> [Objective]:
Return the complete listing that follows, with each line reproduced exactly.
* start Records shown *
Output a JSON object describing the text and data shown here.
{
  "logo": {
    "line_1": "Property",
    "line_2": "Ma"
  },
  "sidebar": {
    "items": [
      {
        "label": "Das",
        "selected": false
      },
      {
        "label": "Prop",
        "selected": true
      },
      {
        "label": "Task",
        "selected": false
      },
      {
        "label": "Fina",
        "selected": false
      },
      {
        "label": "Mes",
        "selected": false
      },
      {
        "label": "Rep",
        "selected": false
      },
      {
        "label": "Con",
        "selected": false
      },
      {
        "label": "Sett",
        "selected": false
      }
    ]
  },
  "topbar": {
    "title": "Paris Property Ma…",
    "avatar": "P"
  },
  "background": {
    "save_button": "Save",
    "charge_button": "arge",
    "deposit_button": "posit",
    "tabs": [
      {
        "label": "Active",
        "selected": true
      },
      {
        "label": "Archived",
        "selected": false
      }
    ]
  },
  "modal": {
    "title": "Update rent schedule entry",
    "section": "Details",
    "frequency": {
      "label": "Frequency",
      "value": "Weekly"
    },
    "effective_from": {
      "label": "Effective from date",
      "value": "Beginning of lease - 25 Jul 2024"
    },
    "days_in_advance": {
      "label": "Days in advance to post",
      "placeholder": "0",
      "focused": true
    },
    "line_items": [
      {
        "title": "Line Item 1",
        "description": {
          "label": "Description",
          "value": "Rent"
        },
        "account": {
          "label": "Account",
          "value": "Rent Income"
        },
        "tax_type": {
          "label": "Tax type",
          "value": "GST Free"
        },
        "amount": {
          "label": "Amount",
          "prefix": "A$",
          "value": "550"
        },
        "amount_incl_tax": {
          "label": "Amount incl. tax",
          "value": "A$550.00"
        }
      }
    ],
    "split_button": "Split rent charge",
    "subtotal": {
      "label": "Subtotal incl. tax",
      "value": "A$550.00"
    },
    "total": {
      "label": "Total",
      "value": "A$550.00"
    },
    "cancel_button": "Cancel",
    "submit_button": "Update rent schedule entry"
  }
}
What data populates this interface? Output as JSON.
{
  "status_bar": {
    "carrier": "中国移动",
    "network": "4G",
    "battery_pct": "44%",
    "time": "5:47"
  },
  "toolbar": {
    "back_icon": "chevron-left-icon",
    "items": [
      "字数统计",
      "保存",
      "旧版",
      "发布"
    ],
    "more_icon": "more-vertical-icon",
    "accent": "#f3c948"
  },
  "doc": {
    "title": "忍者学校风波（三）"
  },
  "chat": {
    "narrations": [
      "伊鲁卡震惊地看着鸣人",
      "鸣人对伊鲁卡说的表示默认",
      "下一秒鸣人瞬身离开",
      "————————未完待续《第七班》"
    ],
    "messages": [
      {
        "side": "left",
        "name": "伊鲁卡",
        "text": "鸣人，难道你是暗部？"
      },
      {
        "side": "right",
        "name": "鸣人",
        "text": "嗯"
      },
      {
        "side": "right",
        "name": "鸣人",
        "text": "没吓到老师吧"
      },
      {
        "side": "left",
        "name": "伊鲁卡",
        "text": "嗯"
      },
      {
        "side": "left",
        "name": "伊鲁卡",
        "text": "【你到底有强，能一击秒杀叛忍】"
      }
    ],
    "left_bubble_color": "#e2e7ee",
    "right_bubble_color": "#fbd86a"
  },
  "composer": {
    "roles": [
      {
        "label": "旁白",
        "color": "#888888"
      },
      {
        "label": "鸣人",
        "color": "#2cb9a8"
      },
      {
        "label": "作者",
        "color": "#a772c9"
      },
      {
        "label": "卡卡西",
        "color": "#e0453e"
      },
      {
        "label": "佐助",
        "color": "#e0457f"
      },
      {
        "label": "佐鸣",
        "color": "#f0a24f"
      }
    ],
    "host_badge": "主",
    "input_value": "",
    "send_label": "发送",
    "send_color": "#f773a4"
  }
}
* end Records shown *
> [Result of the exercise]:
Output a JSON object describing the text and data shown here.
{
  "logo": {
    "line_1": "Property",
    "line_2": "Ma"
  },
  "sidebar": {
    "items": [
      {
        "label": "Das",
        "selected": false
      },
      {
        "label": "Prop",
        "selected": true
      },
      {
        "label": "Task",
        "selected": false
      },
      {
        "label": "Fina",
        "selected": false
      },
      {
        "label": "Mes",
        "selected": false
      },
      {
        "label": "Rep",
        "selected": false
      },
      {
        "label": "Con",
        "selected": false
      },
      {
        "label": "Sett",
        "selected": false
      }
    ]
  },
  "topbar": {
    "title": "Paris Property Ma…",
    "avatar": "P"
  },
  "background": {
    "save_button": "Save",
    "charge_button": "arge",
    "deposit_button": "posit",
    "tabs": [
      {
        "label": "Active",
        "selected": true
      },
      {
        "label": "Archived",
        "selected": false
      }
    ]
  },
  "modal": {
    "title": "Update rent schedule entry",
    "section": "Details",
    "frequency": {
      "label": "Frequency",
      "value": "Weekly"
    },
    "effective_from": {
      "label": "Effective from date",
      "value": "Beginning of lease - 25 Jul 2024"
    },
    "days_in_advance": {
      "label": "Days in advance to post",
      "placeholder": "0",
      "focused": true
    },
    "line_items": [
      {
        "title": "Line Item 1",
        "description": {
          "label": "Description",
          "value": "Rent"
        },
        "account": {
          "label": "Account",
          "value": "Rent Income"
        },
        "tax_type": {
          "label": "Tax type",
          "value": "GST Free"
        },
        "amount": {
          "label": "Amount",
          "prefix": "A$",
          "value": "550"
        },
        "amount_incl_tax": {
          "label": "Amount incl. tax",
          "value": "A$550.00"
        }
      }
    ],
    "split_button": "Split rent charge",
    "subtotal": {
      "label": "Subtotal incl. tax",
      "value": "A$550.00"
    },
    "total": {
      "label": "Total",
      "value": "A$550.00"
    },
    "cancel_button": "Cancel",
    "submit_button": "Update rent schedule entry"
  }
}
What data populates this interface? Output as JSON.
{
  "status_bar": {
    "carrier": "中国移动",
    "network": "4G",
    "battery_pct": "44%",
    "time": "5:47"
  },
  "toolbar": {
    "back_icon": "chevron-left-icon",
    "items": [
      "字数统计",
      "保存",
      "旧版",
      "发布"
    ],
    "more_icon": "more-vertical-icon",
    "accent": "#f3c948"
  },
  "doc": {
    "title": "忍者学校风波（三）"
  },
  "chat": {
    "narrations": [
      "伊鲁卡震惊地看着鸣人",
      "鸣人对伊鲁卡说的表示默认",
      "下一秒鸣人瞬身离开",
      "————————未完待续《第七班》"
    ],
    "messages": [
      {
        "side": "left",
        "name": "伊鲁卡",
        "text": "鸣人，难道你是暗部？"
      },
      {
        "side": "right",
        "name": "鸣人",
        "text": "嗯"
      },
      {
        "side": "right",
        "name": "鸣人",
        "text": "没吓到老师吧"
      },
      {
        "side": "left",
        "name": "伊鲁卡",
        "text": "嗯"
      },
      {
        "side": "left",
        "name": "伊鲁卡",
        "text": "【你到底有强，能一击秒杀叛忍】"
      }
    ],
    "left_bubble_color": "#e2e7ee",
    "right_bubble_color": "#fbd86a"
  },
  "composer": {
    "roles": [
      {
        "label": "旁白",
        "color": "#888888"
      },
      {
        "label": "鸣人",
        "color": "#2cb9a8"
      },
      {
        "label": "作者",
        "color": "#a772c9"
      },
      {
        "label": "卡卡西",
        "color": "#e0453e"
      },
      {
        "label": "佐助",
        "color": "#e0457f"
      },
      {
        "label": "佐鸣",
        "color": "#f0a24f"
      }
    ],
    "host_badge": "主",
    "input_value": "",
    "send_label": "发送",
    "send_color": "#f773a4"
  }
}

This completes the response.